GOAL: Everything in the data should be repeated exactly, save for the images.

## Start PROVIDED ENTRIES

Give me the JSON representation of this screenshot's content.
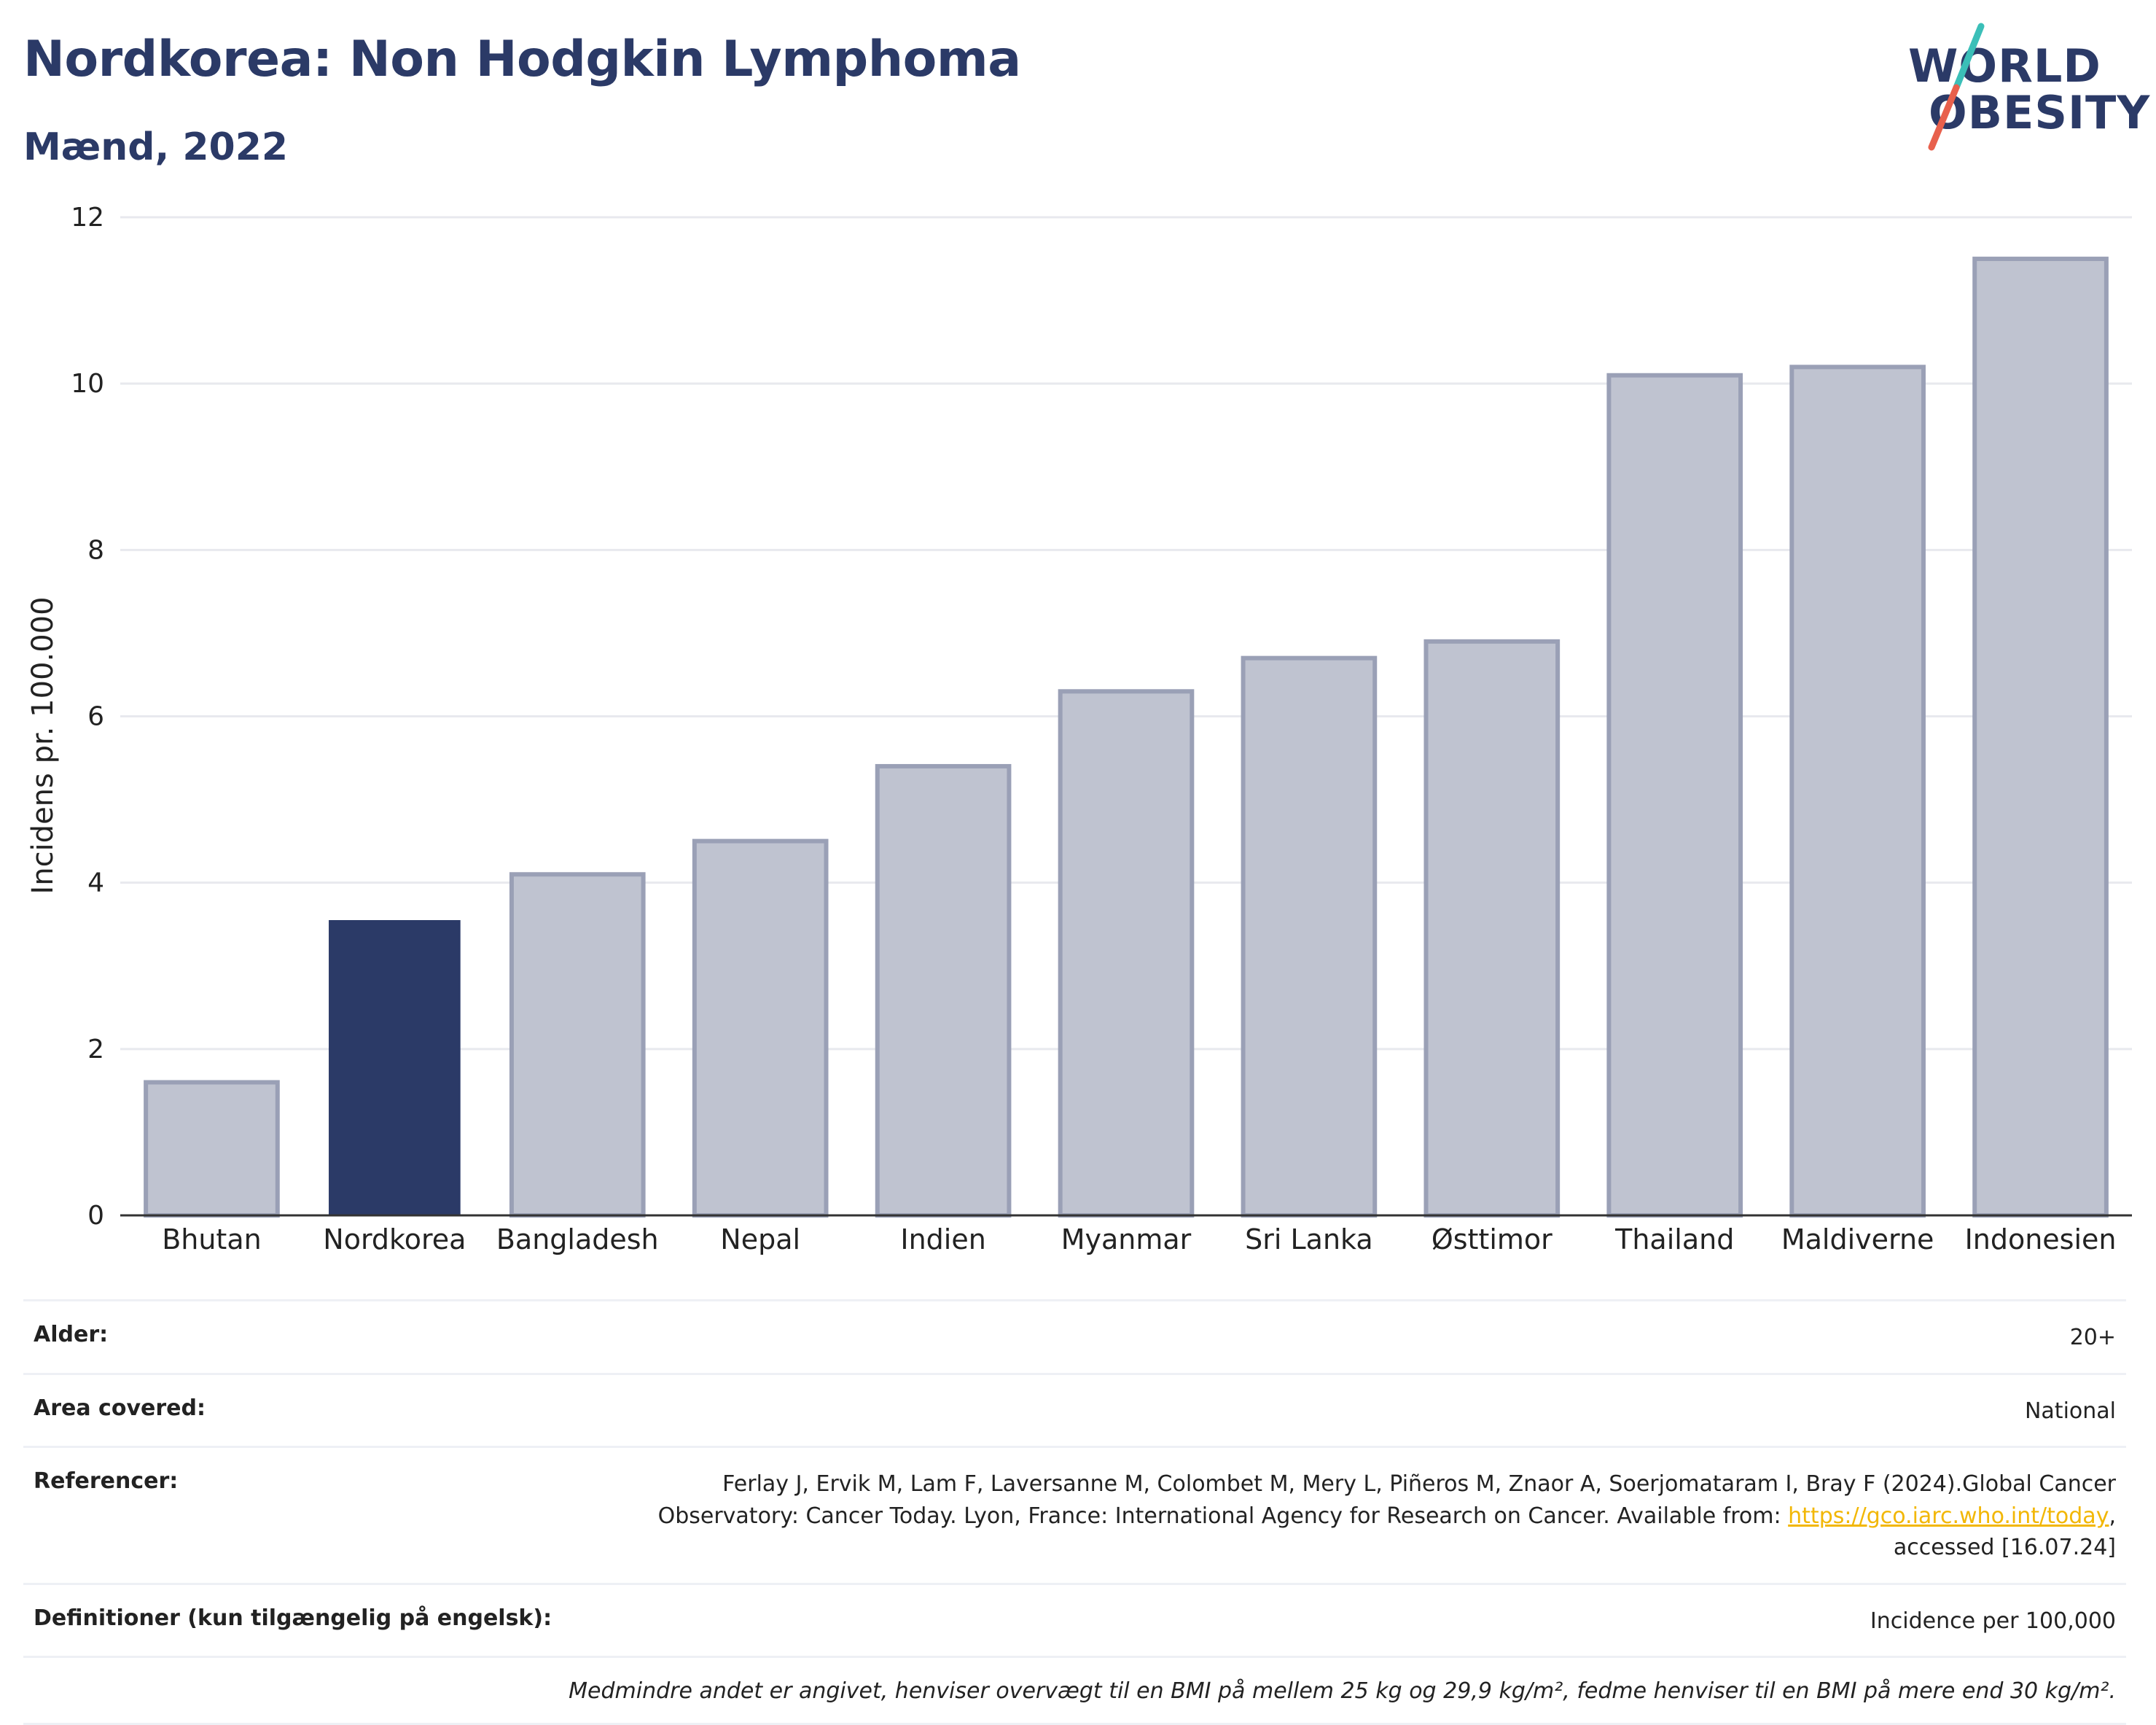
{
  "header": {
    "title": "Nordkorea: Non Hodgkin Lymphoma",
    "subtitle": "Mænd, 2022"
  },
  "logo": {
    "line1": "WORLD",
    "line2": "OBESITY",
    "colors": [
      "#3bbfb8",
      "#e8604c",
      "#2b3a67"
    ]
  },
  "chart_data": {
    "type": "bar",
    "categories": [
      "Bhutan",
      "Nordkorea",
      "Bangladesh",
      "Nepal",
      "Indien",
      "Myanmar",
      "Sri Lanka",
      "Østtimor",
      "Thailand",
      "Maldiverne",
      "Indonesien"
    ],
    "values": [
      1.6,
      3.55,
      4.1,
      4.5,
      5.4,
      6.3,
      6.7,
      6.9,
      10.1,
      10.2,
      11.5
    ],
    "highlight": "Nordkorea",
    "ylabel": "Incidens pr. 100.000",
    "ylim": [
      0,
      12
    ],
    "yticks": [
      "0",
      "2",
      "4",
      "6",
      "8",
      "10",
      "12"
    ],
    "grid": true,
    "colors": {
      "highlight": "#2b3a67",
      "default": "#bfc3d0",
      "default_border": "#9aa0b6"
    }
  },
  "meta": {
    "age_label": "Alder:",
    "age_value": "20+",
    "area_label": "Area covered:",
    "area_value": "National",
    "ref_label": "Referencer:",
    "ref_line1": "Ferlay J, Ervik M, Lam F, Laversanne M, Colombet M, Mery L, Piñeros M, Znaor A, Soerjomataram I, Bray F (2024).Global Cancer",
    "ref_line2_pre": "Observatory: Cancer Today. Lyon, France: International Agency for Research on Cancer. Available from: ",
    "ref_link": "https://gco.iarc.who.int/today",
    "ref_line2_post": ",",
    "ref_line3": "accessed [16.07.24]",
    "def_label": "Definitioner (kun tilgængelig på engelsk):",
    "def_value": "Incidence per 100,000",
    "note": "Medmindre andet er angivet, henviser overvægt til en BMI på mellem 25 kg og 29,9 kg/m², fedme henviser til en BMI på mere end 30 kg/m²."
  }
}
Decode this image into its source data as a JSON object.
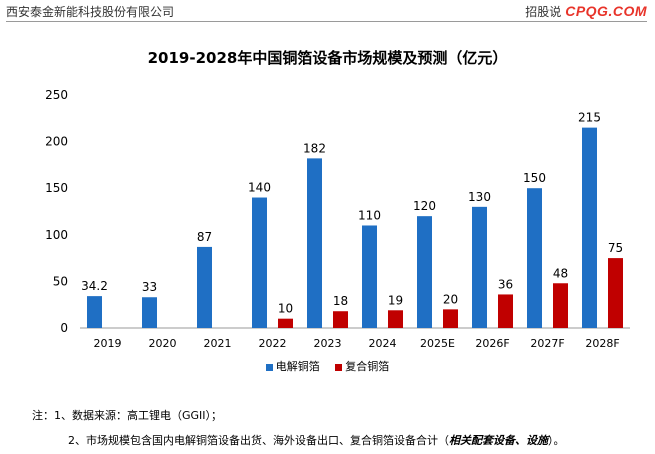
{
  "header": {
    "company": "西安泰金新能科技股份有限公司",
    "doc_type": "招股说",
    "watermark": "CPQG.COM"
  },
  "chart_data": {
    "type": "bar",
    "title": "2019-2028年中国铜箔设备市场规模及预测（亿元）",
    "xlabel": "",
    "ylabel": "",
    "categories": [
      "2019",
      "2020",
      "2021",
      "2022",
      "2023",
      "2024",
      "2025E",
      "2026F",
      "2027F",
      "2028F"
    ],
    "series": [
      {
        "name": "电解铜箔",
        "color": "#1f6fc4",
        "values": [
          34.2,
          33,
          87,
          140,
          182,
          110,
          120,
          130,
          150,
          215
        ]
      },
      {
        "name": "复合铜箔",
        "color": "#c00000",
        "values": [
          null,
          null,
          null,
          10,
          18,
          19,
          20,
          36,
          48,
          75
        ]
      }
    ],
    "ylim": [
      0,
      250
    ],
    "yticks": [
      0,
      50,
      100,
      150,
      200,
      250
    ],
    "grid": false,
    "legend_position": "bottom"
  },
  "notes": {
    "line1": "注：1、数据来源：高工锂电（GGII）；",
    "line2_prefix": "2、市场规模包含国内电解铜箔设备出货、海外设备出口、复合铜箔设备合计（",
    "line2_bold": "相关配套设备、设施",
    "line2_suffix": "）。"
  }
}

## End PROVIDED ENTRIES

THE RESULT:
Give me the JSON representation of this screenshot's content.
{
  "header": {
    "title": "Nordkorea: Non Hodgkin Lymphoma",
    "subtitle": "Mænd, 2022"
  },
  "logo": {
    "line1": "WORLD",
    "line2": "OBESITY",
    "colors": [
      "#3bbfb8",
      "#e8604c",
      "#2b3a67"
    ]
  },
  "chart_data": {
    "type": "bar",
    "categories": [
      "Bhutan",
      "Nordkorea",
      "Bangladesh",
      "Nepal",
      "Indien",
      "Myanmar",
      "Sri Lanka",
      "Østtimor",
      "Thailand",
      "Maldiverne",
      "Indonesien"
    ],
    "values": [
      1.6,
      3.55,
      4.1,
      4.5,
      5.4,
      6.3,
      6.7,
      6.9,
      10.1,
      10.2,
      11.5
    ],
    "highlight": "Nordkorea",
    "ylabel": "Incidens pr. 100.000",
    "ylim": [
      0,
      12
    ],
    "yticks": [
      "0",
      "2",
      "4",
      "6",
      "8",
      "10",
      "12"
    ],
    "grid": true,
    "colors": {
      "highlight": "#2b3a67",
      "default": "#bfc3d0",
      "default_border": "#9aa0b6"
    }
  },
  "meta": {
    "age_label": "Alder:",
    "age_value": "20+",
    "area_label": "Area covered:",
    "area_value": "National",
    "ref_label": "Referencer:",
    "ref_line1": "Ferlay J, Ervik M, Lam F, Laversanne M, Colombet M, Mery L, Piñeros M, Znaor A, Soerjomataram I, Bray F (2024).Global Cancer",
    "ref_line2_pre": "Observatory: Cancer Today. Lyon, France: International Agency for Research on Cancer. Available from: ",
    "ref_link": "https://gco.iarc.who.int/today",
    "ref_line2_post": ",",
    "ref_line3": "accessed [16.07.24]",
    "def_label": "Definitioner (kun tilgængelig på engelsk):",
    "def_value": "Incidence per 100,000",
    "note": "Medmindre andet er angivet, henviser overvægt til en BMI på mellem 25 kg og 29,9 kg/m², fedme henviser til en BMI på mere end 30 kg/m²."
  }
}
Decode this image into its source data as a JSON object.
{
  "header": {
    "company": "西安泰金新能科技股份有限公司",
    "doc_type": "招股说",
    "watermark": "CPQG.COM"
  },
  "chart_data": {
    "type": "bar",
    "title": "2019-2028年中国铜箔设备市场规模及预测（亿元）",
    "xlabel": "",
    "ylabel": "",
    "categories": [
      "2019",
      "2020",
      "2021",
      "2022",
      "2023",
      "2024",
      "2025E",
      "2026F",
      "2027F",
      "2028F"
    ],
    "series": [
      {
        "name": "电解铜箔",
        "color": "#1f6fc4",
        "values": [
          34.2,
          33,
          87,
          140,
          182,
          110,
          120,
          130,
          150,
          215
        ]
      },
      {
        "name": "复合铜箔",
        "color": "#c00000",
        "values": [
          null,
          null,
          null,
          10,
          18,
          19,
          20,
          36,
          48,
          75
        ]
      }
    ],
    "ylim": [
      0,
      250
    ],
    "yticks": [
      0,
      50,
      100,
      150,
      200,
      250
    ],
    "grid": false,
    "legend_position": "bottom"
  },
  "notes": {
    "line1": "注：1、数据来源：高工锂电（GGII）；",
    "line2_prefix": "2、市场规模包含国内电解铜箔设备出货、海外设备出口、复合铜箔设备合计（",
    "line2_bold": "相关配套设备、设施",
    "line2_suffix": "）。"
  }
}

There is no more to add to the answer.